··· Extracted data ···

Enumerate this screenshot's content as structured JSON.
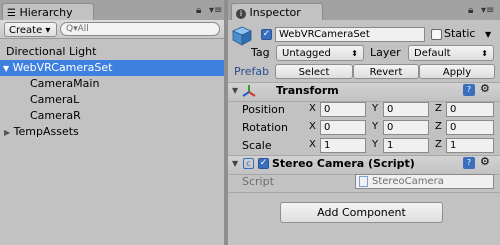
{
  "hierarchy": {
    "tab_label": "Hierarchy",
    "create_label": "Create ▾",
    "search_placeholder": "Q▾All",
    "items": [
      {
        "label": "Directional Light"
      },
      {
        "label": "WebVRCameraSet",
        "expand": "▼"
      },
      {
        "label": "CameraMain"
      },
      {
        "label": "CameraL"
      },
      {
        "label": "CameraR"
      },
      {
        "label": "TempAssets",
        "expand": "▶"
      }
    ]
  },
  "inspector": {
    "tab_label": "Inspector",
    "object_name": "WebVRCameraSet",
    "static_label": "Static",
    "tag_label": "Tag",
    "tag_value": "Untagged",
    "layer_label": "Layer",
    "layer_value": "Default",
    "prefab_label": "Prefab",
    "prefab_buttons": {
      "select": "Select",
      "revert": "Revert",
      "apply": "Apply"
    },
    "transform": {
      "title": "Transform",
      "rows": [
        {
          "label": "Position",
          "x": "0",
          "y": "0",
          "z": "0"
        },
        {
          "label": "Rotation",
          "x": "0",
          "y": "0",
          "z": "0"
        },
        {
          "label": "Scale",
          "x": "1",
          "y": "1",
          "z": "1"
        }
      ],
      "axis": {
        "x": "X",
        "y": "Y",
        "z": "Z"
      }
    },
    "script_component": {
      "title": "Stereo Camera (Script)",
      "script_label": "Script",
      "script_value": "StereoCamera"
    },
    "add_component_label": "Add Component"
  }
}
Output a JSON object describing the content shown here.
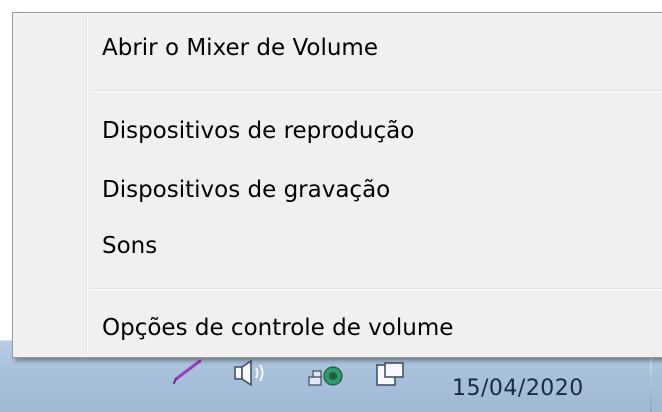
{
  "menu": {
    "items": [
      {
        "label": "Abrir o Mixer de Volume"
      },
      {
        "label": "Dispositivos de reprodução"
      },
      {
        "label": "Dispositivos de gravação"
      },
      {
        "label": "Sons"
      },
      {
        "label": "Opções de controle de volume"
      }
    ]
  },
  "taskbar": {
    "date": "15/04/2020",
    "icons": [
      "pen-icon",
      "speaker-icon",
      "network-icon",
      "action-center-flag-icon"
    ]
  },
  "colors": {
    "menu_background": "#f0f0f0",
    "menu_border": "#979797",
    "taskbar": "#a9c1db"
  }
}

···

◆ Instructions for the task: Retype everything in the material word for word, minus pictures.

◆ Correct result:
Enumerate this screenshot's content as structured JSON.
{
  "hierarchy": {
    "tab_label": "Hierarchy",
    "create_label": "Create ▾",
    "search_placeholder": "Q▾All",
    "items": [
      {
        "label": "Directional Light"
      },
      {
        "label": "WebVRCameraSet",
        "expand": "▼"
      },
      {
        "label": "CameraMain"
      },
      {
        "label": "CameraL"
      },
      {
        "label": "CameraR"
      },
      {
        "label": "TempAssets",
        "expand": "▶"
      }
    ]
  },
  "inspector": {
    "tab_label": "Inspector",
    "object_name": "WebVRCameraSet",
    "static_label": "Static",
    "tag_label": "Tag",
    "tag_value": "Untagged",
    "layer_label": "Layer",
    "layer_value": "Default",
    "prefab_label": "Prefab",
    "prefab_buttons": {
      "select": "Select",
      "revert": "Revert",
      "apply": "Apply"
    },
    "transform": {
      "title": "Transform",
      "rows": [
        {
          "label": "Position",
          "x": "0",
          "y": "0",
          "z": "0"
        },
        {
          "label": "Rotation",
          "x": "0",
          "y": "0",
          "z": "0"
        },
        {
          "label": "Scale",
          "x": "1",
          "y": "1",
          "z": "1"
        }
      ],
      "axis": {
        "x": "X",
        "y": "Y",
        "z": "Z"
      }
    },
    "script_component": {
      "title": "Stereo Camera (Script)",
      "script_label": "Script",
      "script_value": "StereoCamera"
    },
    "add_component_label": "Add Component"
  }
}
Output a JSON object describing the content shown here.
{
  "menu": {
    "items": [
      {
        "label": "Abrir o Mixer de Volume"
      },
      {
        "label": "Dispositivos de reprodução"
      },
      {
        "label": "Dispositivos de gravação"
      },
      {
        "label": "Sons"
      },
      {
        "label": "Opções de controle de volume"
      }
    ]
  },
  "taskbar": {
    "date": "15/04/2020",
    "icons": [
      "pen-icon",
      "speaker-icon",
      "network-icon",
      "action-center-flag-icon"
    ]
  },
  "colors": {
    "menu_background": "#f0f0f0",
    "menu_border": "#979797",
    "taskbar": "#a9c1db"
  }
}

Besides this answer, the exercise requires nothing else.